> [THE PROBLEM]:
Give every line of the material again, exactly as written.

> [ENTRIES PROVIDED]:
* Start *

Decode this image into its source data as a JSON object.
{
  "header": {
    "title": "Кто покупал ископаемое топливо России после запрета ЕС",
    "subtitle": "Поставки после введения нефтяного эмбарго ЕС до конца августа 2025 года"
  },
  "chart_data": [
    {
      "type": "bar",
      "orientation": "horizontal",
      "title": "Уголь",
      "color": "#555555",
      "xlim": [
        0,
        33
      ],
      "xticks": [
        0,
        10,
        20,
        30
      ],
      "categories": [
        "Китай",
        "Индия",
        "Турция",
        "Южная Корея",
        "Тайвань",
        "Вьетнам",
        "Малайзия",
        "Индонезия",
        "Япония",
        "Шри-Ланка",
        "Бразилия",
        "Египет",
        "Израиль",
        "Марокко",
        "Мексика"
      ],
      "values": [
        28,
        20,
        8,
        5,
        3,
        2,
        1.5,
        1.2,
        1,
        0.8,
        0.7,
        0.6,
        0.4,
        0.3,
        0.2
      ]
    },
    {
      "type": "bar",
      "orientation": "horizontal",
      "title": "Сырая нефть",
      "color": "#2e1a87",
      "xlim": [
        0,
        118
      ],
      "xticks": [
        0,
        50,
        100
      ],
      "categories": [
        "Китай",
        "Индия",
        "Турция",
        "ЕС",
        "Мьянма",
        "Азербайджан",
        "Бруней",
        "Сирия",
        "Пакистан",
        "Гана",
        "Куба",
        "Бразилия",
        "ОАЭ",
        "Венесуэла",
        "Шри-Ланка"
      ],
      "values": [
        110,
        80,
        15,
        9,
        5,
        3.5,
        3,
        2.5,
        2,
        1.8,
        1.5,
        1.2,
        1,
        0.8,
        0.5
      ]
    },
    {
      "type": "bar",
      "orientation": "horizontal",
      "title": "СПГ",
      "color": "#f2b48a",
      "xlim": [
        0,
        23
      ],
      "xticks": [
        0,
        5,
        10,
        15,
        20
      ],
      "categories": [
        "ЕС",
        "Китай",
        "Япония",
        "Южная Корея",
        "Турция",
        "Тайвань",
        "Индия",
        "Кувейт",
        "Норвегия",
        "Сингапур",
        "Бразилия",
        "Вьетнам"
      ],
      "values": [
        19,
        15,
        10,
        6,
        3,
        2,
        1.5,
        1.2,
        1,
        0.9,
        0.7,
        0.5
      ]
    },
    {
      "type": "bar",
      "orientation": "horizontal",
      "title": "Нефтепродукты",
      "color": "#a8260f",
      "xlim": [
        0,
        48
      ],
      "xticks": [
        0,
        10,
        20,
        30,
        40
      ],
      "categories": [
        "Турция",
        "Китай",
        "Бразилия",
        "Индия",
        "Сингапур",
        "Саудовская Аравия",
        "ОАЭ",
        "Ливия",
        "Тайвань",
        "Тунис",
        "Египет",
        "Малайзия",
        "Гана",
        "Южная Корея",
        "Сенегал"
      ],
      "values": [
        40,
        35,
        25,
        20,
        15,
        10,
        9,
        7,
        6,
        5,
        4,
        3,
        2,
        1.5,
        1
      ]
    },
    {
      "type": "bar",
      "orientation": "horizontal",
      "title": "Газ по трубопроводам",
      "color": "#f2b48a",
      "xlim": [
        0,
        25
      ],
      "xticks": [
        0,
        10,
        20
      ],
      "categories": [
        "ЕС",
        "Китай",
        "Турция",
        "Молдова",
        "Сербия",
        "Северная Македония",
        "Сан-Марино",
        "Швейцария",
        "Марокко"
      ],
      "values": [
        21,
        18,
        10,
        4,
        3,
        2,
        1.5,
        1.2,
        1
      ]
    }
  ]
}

* End *

> [SOLUTION FOR THIS PROBLEM]:
Decode this image into its source data as a JSON object.
{
  "header": {
    "title": "Кто покупал ископаемое топливо России после запрета ЕС",
    "subtitle": "Поставки после введения нефтяного эмбарго ЕС до конца августа 2025 года"
  },
  "chart_data": [
    {
      "type": "bar",
      "orientation": "horizontal",
      "title": "Уголь",
      "color": "#555555",
      "xlim": [
        0,
        33
      ],
      "xticks": [
        0,
        10,
        20,
        30
      ],
      "categories": [
        "Китай",
        "Индия",
        "Турция",
        "Южная Корея",
        "Тайвань",
        "Вьетнам",
        "Малайзия",
        "Индонезия",
        "Япония",
        "Шри-Ланка",
        "Бразилия",
        "Египет",
        "Израиль",
        "Марокко",
        "Мексика"
      ],
      "values": [
        28,
        20,
        8,
        5,
        3,
        2,
        1.5,
        1.2,
        1,
        0.8,
        0.7,
        0.6,
        0.4,
        0.3,
        0.2
      ]
    },
    {
      "type": "bar",
      "orientation": "horizontal",
      "title": "Сырая нефть",
      "color": "#2e1a87",
      "xlim": [
        0,
        118
      ],
      "xticks": [
        0,
        50,
        100
      ],
      "categories": [
        "Китай",
        "Индия",
        "Турция",
        "ЕС",
        "Мьянма",
        "Азербайджан",
        "Бруней",
        "Сирия",
        "Пакистан",
        "Гана",
        "Куба",
        "Бразилия",
        "ОАЭ",
        "Венесуэла",
        "Шри-Ланка"
      ],
      "values": [
        110,
        80,
        15,
        9,
        5,
        3.5,
        3,
        2.5,
        2,
        1.8,
        1.5,
        1.2,
        1,
        0.8,
        0.5
      ]
    },
    {
      "type": "bar",
      "orientation": "horizontal",
      "title": "СПГ",
      "color": "#f2b48a",
      "xlim": [
        0,
        23
      ],
      "xticks": [
        0,
        5,
        10,
        15,
        20
      ],
      "categories": [
        "ЕС",
        "Китай",
        "Япония",
        "Южная Корея",
        "Турция",
        "Тайвань",
        "Индия",
        "Кувейт",
        "Норвегия",
        "Сингапур",
        "Бразилия",
        "Вьетнам"
      ],
      "values": [
        19,
        15,
        10,
        6,
        3,
        2,
        1.5,
        1.2,
        1,
        0.9,
        0.7,
        0.5
      ]
    },
    {
      "type": "bar",
      "orientation": "horizontal",
      "title": "Нефтепродукты",
      "color": "#a8260f",
      "xlim": [
        0,
        48
      ],
      "xticks": [
        0,
        10,
        20,
        30,
        40
      ],
      "categories": [
        "Турция",
        "Китай",
        "Бразилия",
        "Индия",
        "Сингапур",
        "Саудовская Аравия",
        "ОАЭ",
        "Ливия",
        "Тайвань",
        "Тунис",
        "Египет",
        "Малайзия",
        "Гана",
        "Южная Корея",
        "Сенегал"
      ],
      "values": [
        40,
        35,
        25,
        20,
        15,
        10,
        9,
        7,
        6,
        5,
        4,
        3,
        2,
        1.5,
        1
      ]
    },
    {
      "type": "bar",
      "orientation": "horizontal",
      "title": "Газ по трубопроводам",
      "color": "#f2b48a",
      "xlim": [
        0,
        25
      ],
      "xticks": [
        0,
        10,
        20
      ],
      "categories": [
        "ЕС",
        "Китай",
        "Турция",
        "Молдова",
        "Сербия",
        "Северная Македония",
        "Сан-Марино",
        "Швейцария",
        "Марокко"
      ],
      "values": [
        21,
        18,
        10,
        4,
        3,
        2,
        1.5,
        1.2,
        1
      ]
    }
  ]
}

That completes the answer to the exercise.